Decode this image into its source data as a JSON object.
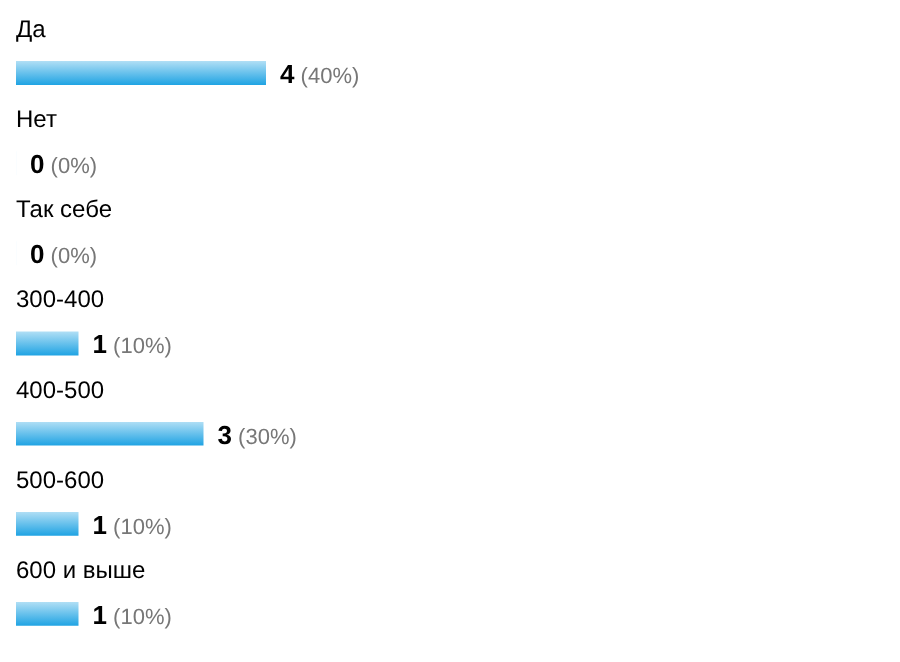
{
  "chart_data": {
    "type": "bar",
    "orientation": "horizontal",
    "categories": [
      "Да",
      "Нет",
      "Так себе",
      "300-400",
      "400-500",
      "500-600",
      "600 и выше"
    ],
    "values": [
      4,
      0,
      0,
      1,
      3,
      1,
      1
    ],
    "color": "#1fa3e3",
    "value_labels": [
      "4 (40%)",
      "0 (0%)",
      "0 (0%)",
      "1 (10%)",
      "3 (30%)",
      "1 (10%)",
      "1 (10%)"
    ],
    "grid": false,
    "legend": false
  }
}
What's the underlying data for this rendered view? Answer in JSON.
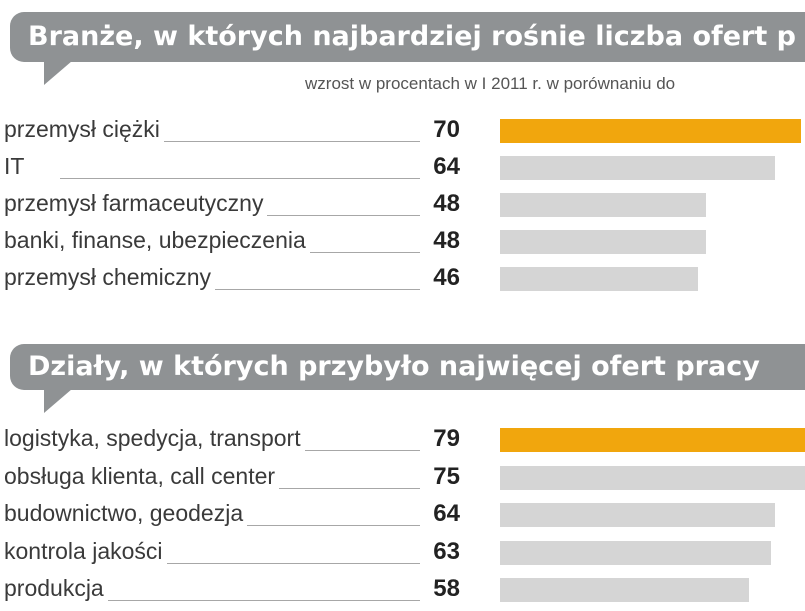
{
  "colors": {
    "banner": "#8f9294",
    "highlight": "#f1a60d",
    "bar": "#d5d5d5"
  },
  "chart_data": [
    {
      "type": "bar",
      "title": "Branże, w których najbardziej rośnie liczba ofert p",
      "subtitle": "wzrost w procentach w I 2011 r. w porównaniu do",
      "categories": [
        "przemysł ciężki",
        "IT",
        "przemysł farmaceutyczny",
        "banki, finanse, ubezpieczenia",
        "przemysł chemiczny"
      ],
      "values": [
        70,
        64,
        48,
        48,
        46
      ],
      "highlight_index": 0
    },
    {
      "type": "bar",
      "title": "Działy, w których przybyło najwięcej ofert pracy",
      "categories": [
        "logistyka, spedycja, transport",
        "obsługa klienta, call center",
        "budownictwo, geodezja",
        "kontrola jakości",
        "produkcja"
      ],
      "values": [
        79,
        75,
        64,
        63,
        58
      ],
      "highlight_index": 0
    }
  ]
}
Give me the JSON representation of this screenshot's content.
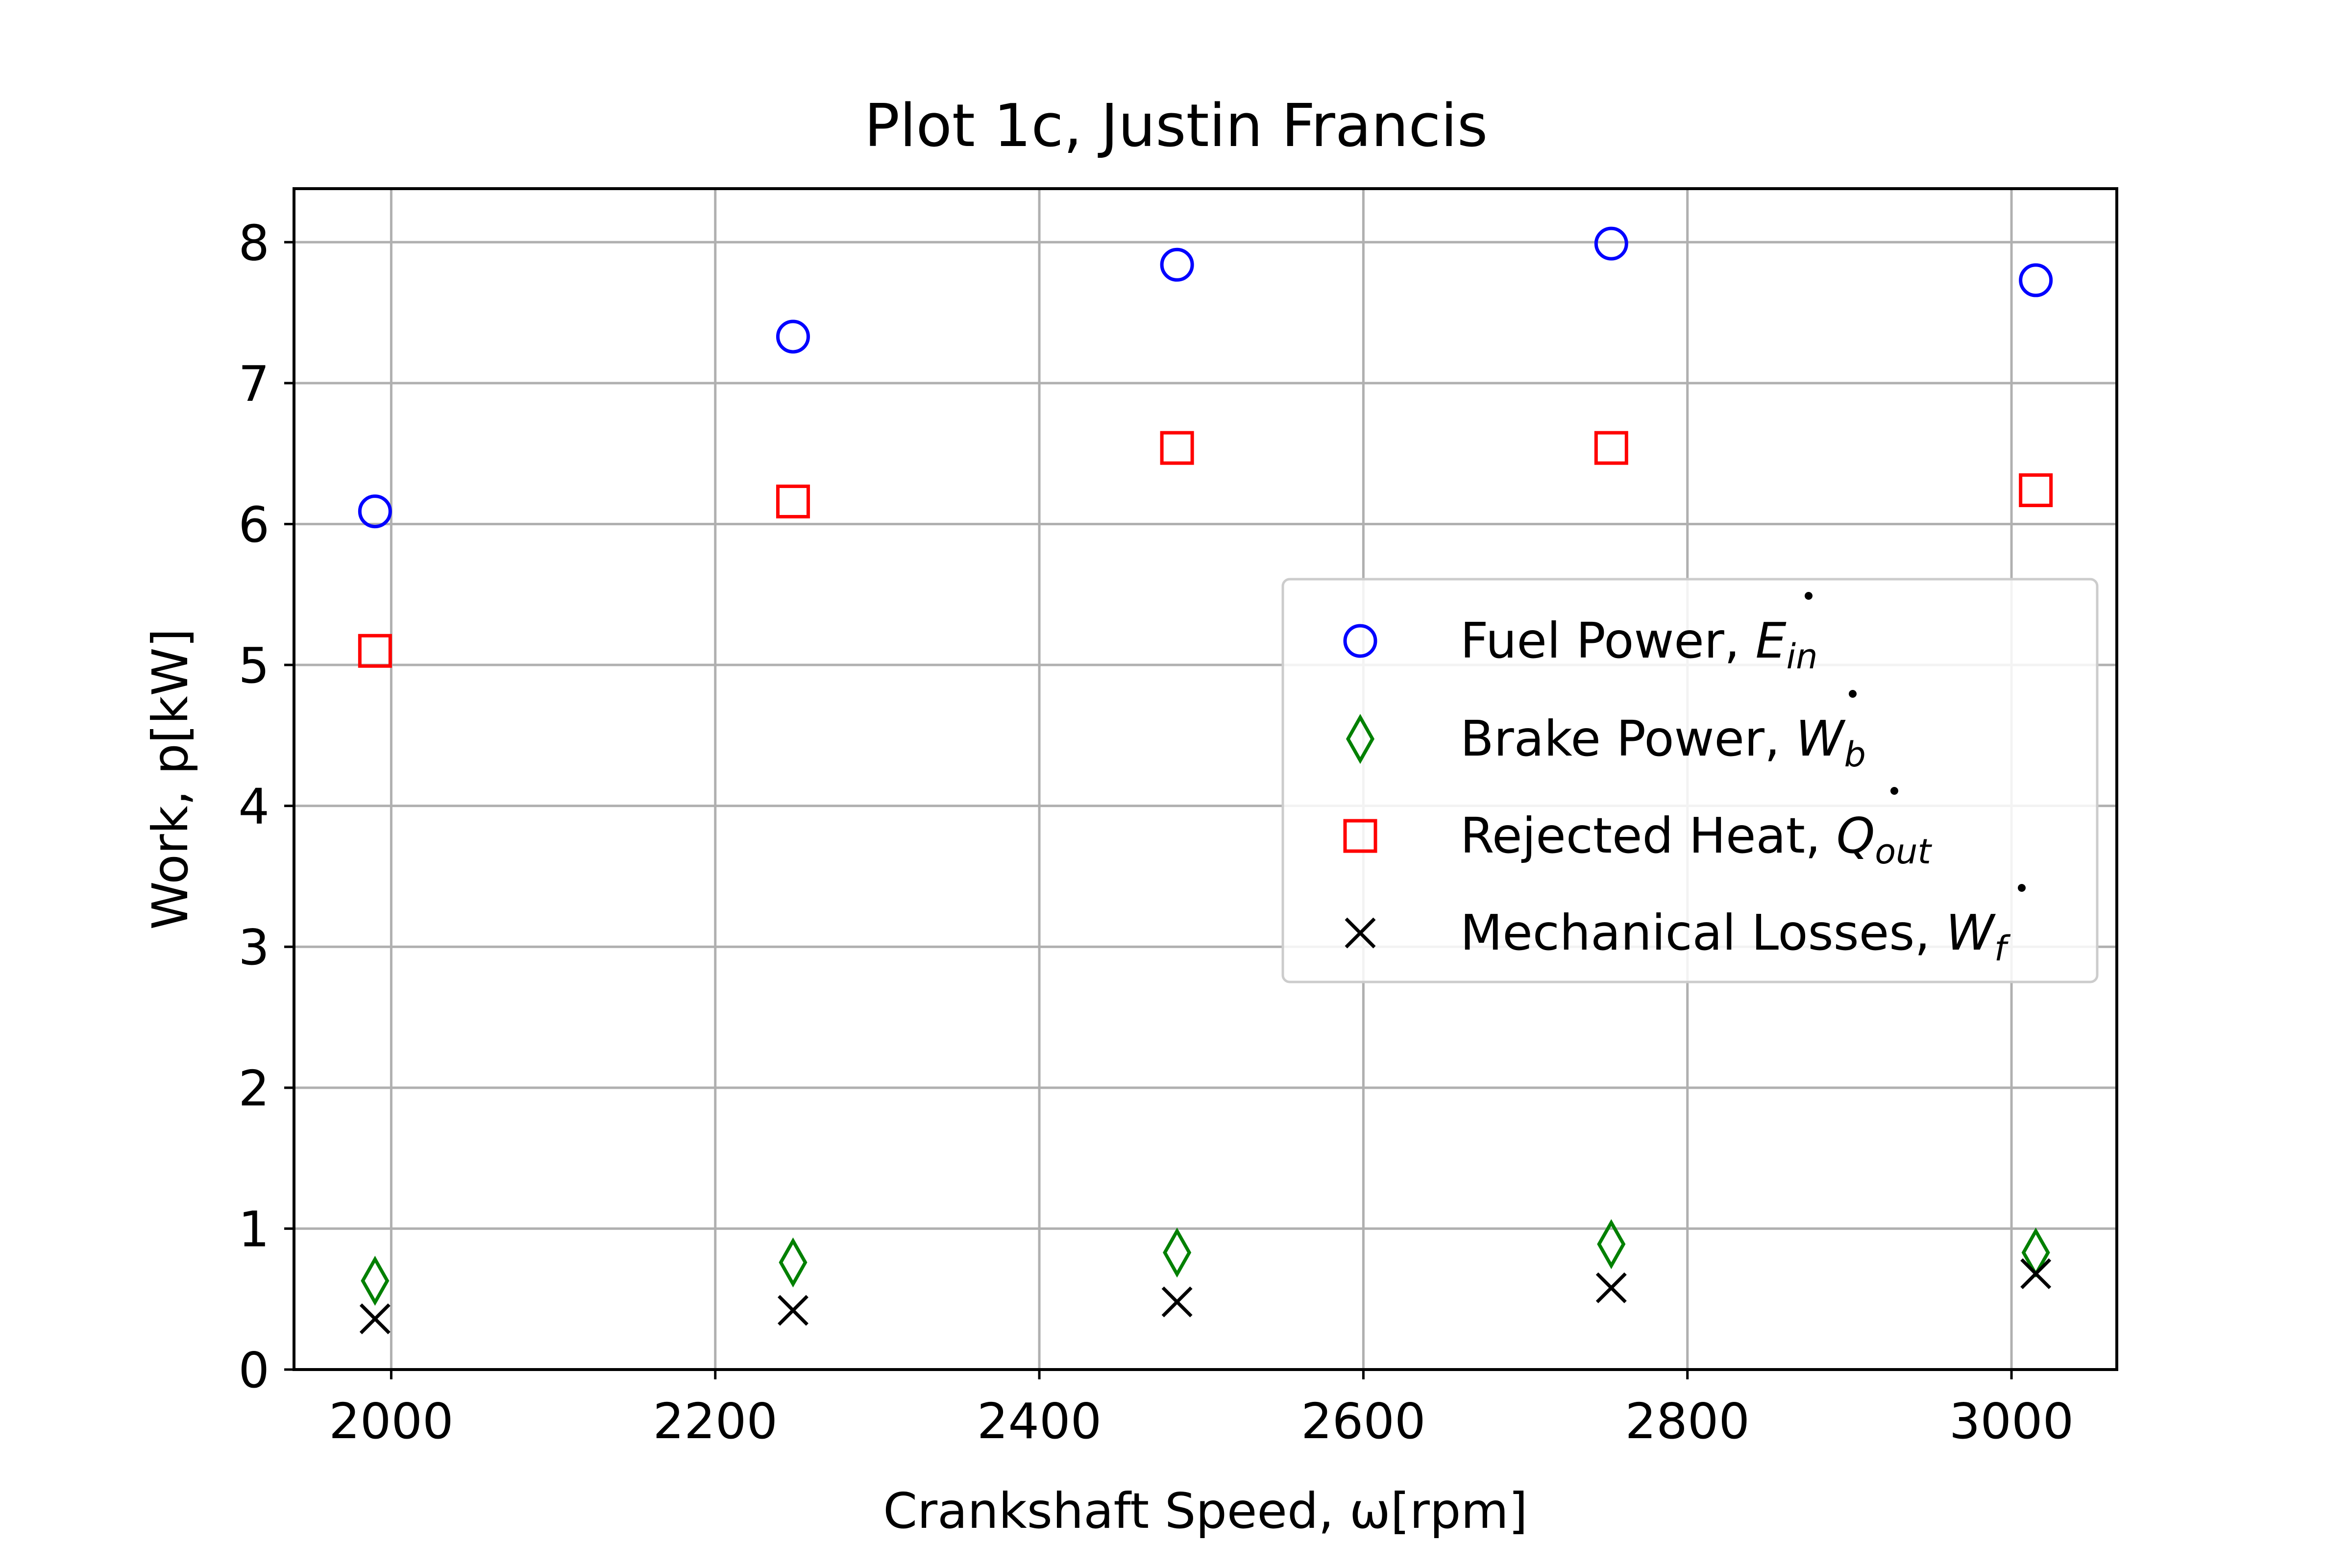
{
  "chart_data": {
    "type": "scatter",
    "title": "Plot 1c, Justin Francis",
    "xlabel": "Crankshaft Speed, ω[rpm]",
    "ylabel": "Work, p[kW]",
    "xlim": [
      1940,
      3065
    ],
    "ylim": [
      0,
      8.38
    ],
    "xticks": [
      2000,
      2200,
      2400,
      2600,
      2800,
      3000
    ],
    "yticks": [
      0,
      1,
      2,
      3,
      4,
      5,
      6,
      7,
      8
    ],
    "grid": true,
    "legend_position": "center-right",
    "x": [
      1990,
      2248,
      2485,
      2753,
      3015
    ],
    "series": [
      {
        "key": "fuel",
        "name": "Fuel Power, Ė_in",
        "marker": "circle",
        "color": "#0000ff",
        "values": [
          6.09,
          7.33,
          7.84,
          7.99,
          7.73
        ]
      },
      {
        "key": "brake",
        "name": "Brake Power, Ẇ_b",
        "marker": "diamond",
        "color": "#008000",
        "values": [
          0.63,
          0.76,
          0.83,
          0.89,
          0.83
        ]
      },
      {
        "key": "heat",
        "name": "Rejected Heat, Q̇_out",
        "marker": "square",
        "color": "#ff0000",
        "values": [
          5.1,
          6.16,
          6.54,
          6.54,
          6.24
        ]
      },
      {
        "key": "mech",
        "name": "Mechanical Losses, Ẇ_f",
        "marker": "x",
        "color": "#000000",
        "values": [
          0.36,
          0.42,
          0.48,
          0.58,
          0.68
        ]
      }
    ],
    "legend": [
      {
        "base": "Fuel Power, ",
        "sym": "E",
        "sub": "in"
      },
      {
        "base": "Brake Power, ",
        "sym": "W",
        "sub": "b"
      },
      {
        "base": "Rejected Heat, ",
        "sym": "Q",
        "sub": "out"
      },
      {
        "base": "Mechanical Losses, ",
        "sym": "W",
        "sub": "f"
      }
    ]
  }
}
++++
*WORK TO DO:*
Without including any pictures, print each record exactly.

*TASK SOLUTION:*
Decode this image into its source data as a JSON object.
{
  "chart_data": {
    "type": "bar",
    "orientation": "horizontal",
    "categories": [
      "Да",
      "Нет",
      "Так себе",
      "300-400",
      "400-500",
      "500-600",
      "600 и выше"
    ],
    "values": [
      4,
      0,
      0,
      1,
      3,
      1,
      1
    ],
    "color": "#1fa3e3",
    "value_labels": [
      "4 (40%)",
      "0 (0%)",
      "0 (0%)",
      "1 (10%)",
      "3 (30%)",
      "1 (10%)",
      "1 (10%)"
    ],
    "grid": false,
    "legend": false
  }
}
What's the underlying data for this rendered view? Answer in JSON.
{
  "colors": {
    "banner": "#8f9294",
    "highlight": "#f1a60d",
    "bar": "#d5d5d5"
  },
  "chart_data": [
    {
      "type": "bar",
      "title": "Branże, w których najbardziej rośnie liczba ofert p",
      "subtitle": "wzrost w procentach w I 2011 r. w porównaniu do",
      "categories": [
        "przemysł ciężki",
        "IT",
        "przemysł farmaceutyczny",
        "banki, finanse, ubezpieczenia",
        "przemysł chemiczny"
      ],
      "values": [
        70,
        64,
        48,
        48,
        46
      ],
      "highlight_index": 0
    },
    {
      "type": "bar",
      "title": "Działy, w których przybyło najwięcej ofert pracy",
      "categories": [
        "logistyka, spedycja, transport",
        "obsługa klienta, call center",
        "budownictwo, geodezja",
        "kontrola jakości",
        "produkcja"
      ],
      "values": [
        79,
        75,
        64,
        63,
        58
      ],
      "highlight_index": 0
    }
  ]
}
Give me the JSON representation of this screenshot's content.
{
  "chart_data": {
    "type": "scatter",
    "title": "Plot 1c, Justin Francis",
    "xlabel": "Crankshaft Speed, ω[rpm]",
    "ylabel": "Work, p[kW]",
    "xlim": [
      1940,
      3065
    ],
    "ylim": [
      0,
      8.38
    ],
    "xticks": [
      2000,
      2200,
      2400,
      2600,
      2800,
      3000
    ],
    "yticks": [
      0,
      1,
      2,
      3,
      4,
      5,
      6,
      7,
      8
    ],
    "grid": true,
    "legend_position": "center-right",
    "x": [
      1990,
      2248,
      2485,
      2753,
      3015
    ],
    "series": [
      {
        "key": "fuel",
        "name": "Fuel Power, Ė_in",
        "marker": "circle",
        "color": "#0000ff",
        "values": [
          6.09,
          7.33,
          7.84,
          7.99,
          7.73
        ]
      },
      {
        "key": "brake",
        "name": "Brake Power, Ẇ_b",
        "marker": "diamond",
        "color": "#008000",
        "values": [
          0.63,
          0.76,
          0.83,
          0.89,
          0.83
        ]
      },
      {
        "key": "heat",
        "name": "Rejected Heat, Q̇_out",
        "marker": "square",
        "color": "#ff0000",
        "values": [
          5.1,
          6.16,
          6.54,
          6.54,
          6.24
        ]
      },
      {
        "key": "mech",
        "name": "Mechanical Losses, Ẇ_f",
        "marker": "x",
        "color": "#000000",
        "values": [
          0.36,
          0.42,
          0.48,
          0.58,
          0.68
        ]
      }
    ],
    "legend": [
      {
        "base": "Fuel Power, ",
        "sym": "E",
        "sub": "in"
      },
      {
        "base": "Brake Power, ",
        "sym": "W",
        "sub": "b"
      },
      {
        "base": "Rejected Heat, ",
        "sym": "Q",
        "sub": "out"
      },
      {
        "base": "Mechanical Losses, ",
        "sym": "W",
        "sub": "f"
      }
    ]
  }
}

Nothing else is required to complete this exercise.